Data supplied
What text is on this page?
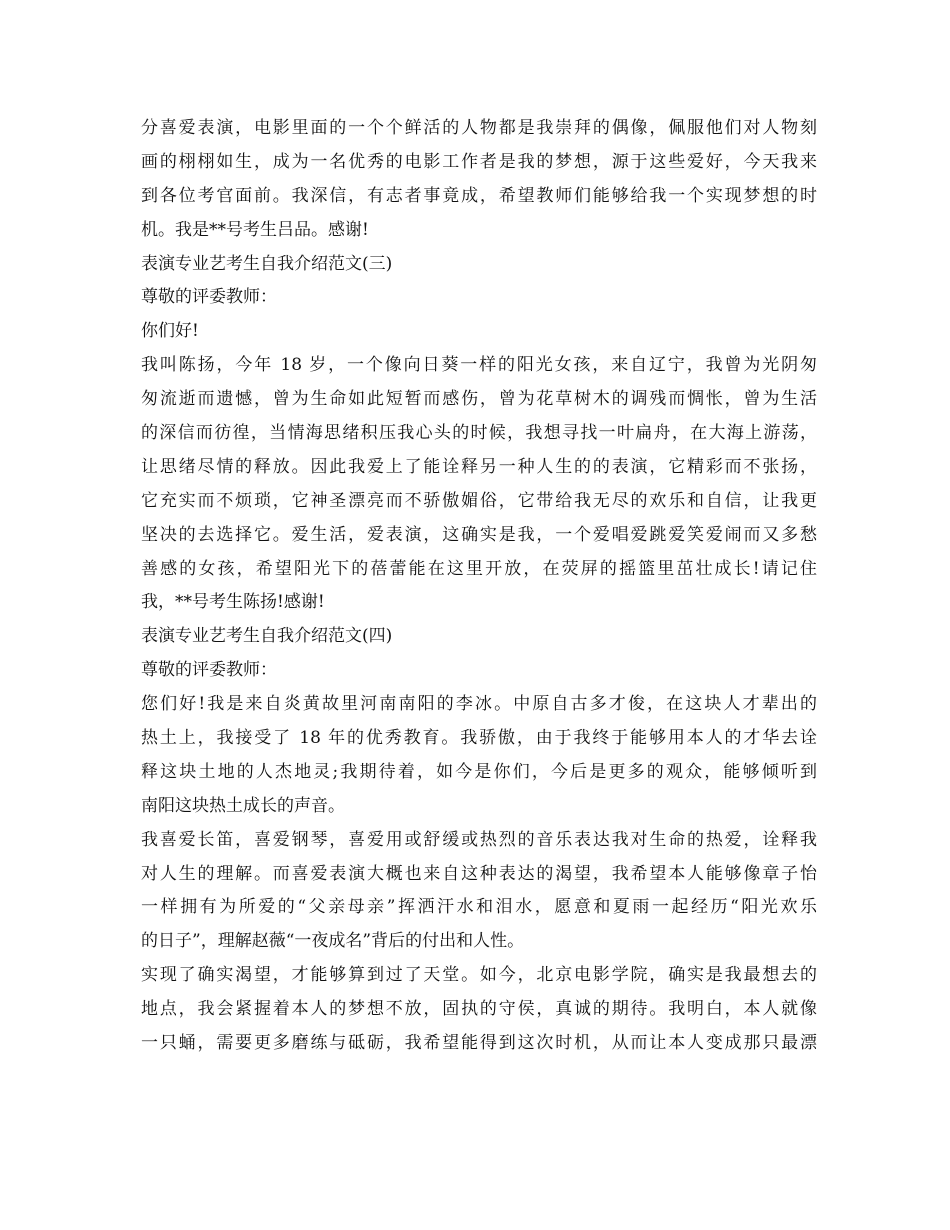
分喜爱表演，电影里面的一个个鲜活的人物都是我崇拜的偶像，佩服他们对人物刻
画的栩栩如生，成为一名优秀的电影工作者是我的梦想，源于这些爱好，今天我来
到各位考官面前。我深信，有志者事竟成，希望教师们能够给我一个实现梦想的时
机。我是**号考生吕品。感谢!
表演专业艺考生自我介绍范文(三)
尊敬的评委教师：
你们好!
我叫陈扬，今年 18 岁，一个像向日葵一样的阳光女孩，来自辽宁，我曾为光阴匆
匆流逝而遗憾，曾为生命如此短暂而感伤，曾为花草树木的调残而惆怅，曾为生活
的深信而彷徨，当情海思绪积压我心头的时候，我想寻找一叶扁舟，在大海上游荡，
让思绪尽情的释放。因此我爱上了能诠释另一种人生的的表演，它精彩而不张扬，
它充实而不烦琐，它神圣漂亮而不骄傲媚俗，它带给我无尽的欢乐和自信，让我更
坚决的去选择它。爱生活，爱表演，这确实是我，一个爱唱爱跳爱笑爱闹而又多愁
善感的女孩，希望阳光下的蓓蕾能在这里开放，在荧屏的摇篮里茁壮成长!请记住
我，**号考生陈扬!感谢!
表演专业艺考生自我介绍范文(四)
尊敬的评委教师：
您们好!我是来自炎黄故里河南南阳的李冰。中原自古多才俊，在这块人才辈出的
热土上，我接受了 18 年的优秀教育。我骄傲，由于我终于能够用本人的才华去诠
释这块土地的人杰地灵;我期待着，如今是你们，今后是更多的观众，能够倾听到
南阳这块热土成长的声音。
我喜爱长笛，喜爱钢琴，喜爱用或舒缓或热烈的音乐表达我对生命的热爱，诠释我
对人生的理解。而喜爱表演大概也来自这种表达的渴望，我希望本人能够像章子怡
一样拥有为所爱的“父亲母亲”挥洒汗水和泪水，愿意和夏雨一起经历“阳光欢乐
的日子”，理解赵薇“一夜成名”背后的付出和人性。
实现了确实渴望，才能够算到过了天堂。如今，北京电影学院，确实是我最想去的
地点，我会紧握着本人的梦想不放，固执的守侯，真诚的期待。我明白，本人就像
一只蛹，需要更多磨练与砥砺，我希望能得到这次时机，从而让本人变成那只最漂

Your instructions
Leave out the pictures and copy every record above exactly.

Task solution
What text is on this page?
分喜爱表演，电影里面的一个个鲜活的人物都是我崇拜的偶像，佩服他们对人物刻
画的栩栩如生，成为一名优秀的电影工作者是我的梦想，源于这些爱好，今天我来
到各位考官面前。我深信，有志者事竟成，希望教师们能够给我一个实现梦想的时
机。我是**号考生吕品。感谢!
表演专业艺考生自我介绍范文(三)
尊敬的评委教师：
你们好!
我叫陈扬，今年 18 岁，一个像向日葵一样的阳光女孩，来自辽宁，我曾为光阴匆
匆流逝而遗憾，曾为生命如此短暂而感伤，曾为花草树木的调残而惆怅，曾为生活
的深信而彷徨，当情海思绪积压我心头的时候，我想寻找一叶扁舟，在大海上游荡，
让思绪尽情的释放。因此我爱上了能诠释另一种人生的的表演，它精彩而不张扬，
它充实而不烦琐，它神圣漂亮而不骄傲媚俗，它带给我无尽的欢乐和自信，让我更
坚决的去选择它。爱生活，爱表演，这确实是我，一个爱唱爱跳爱笑爱闹而又多愁
善感的女孩，希望阳光下的蓓蕾能在这里开放，在荧屏的摇篮里茁壮成长!请记住
我，**号考生陈扬!感谢!
表演专业艺考生自我介绍范文(四)
尊敬的评委教师：
您们好!我是来自炎黄故里河南南阳的李冰。中原自古多才俊，在这块人才辈出的
热土上，我接受了 18 年的优秀教育。我骄傲，由于我终于能够用本人的才华去诠
释这块土地的人杰地灵;我期待着，如今是你们，今后是更多的观众，能够倾听到
南阳这块热土成长的声音。
我喜爱长笛，喜爱钢琴，喜爱用或舒缓或热烈的音乐表达我对生命的热爱，诠释我
对人生的理解。而喜爱表演大概也来自这种表达的渴望，我希望本人能够像章子怡
一样拥有为所爱的“父亲母亲”挥洒汗水和泪水，愿意和夏雨一起经历“阳光欢乐
的日子”，理解赵薇“一夜成名”背后的付出和人性。
实现了确实渴望，才能够算到过了天堂。如今，北京电影学院，确实是我最想去的
地点，我会紧握着本人的梦想不放，固执的守侯，真诚的期待。我明白，本人就像
一只蛹，需要更多磨练与砥砺，我希望能得到这次时机，从而让本人变成那只最漂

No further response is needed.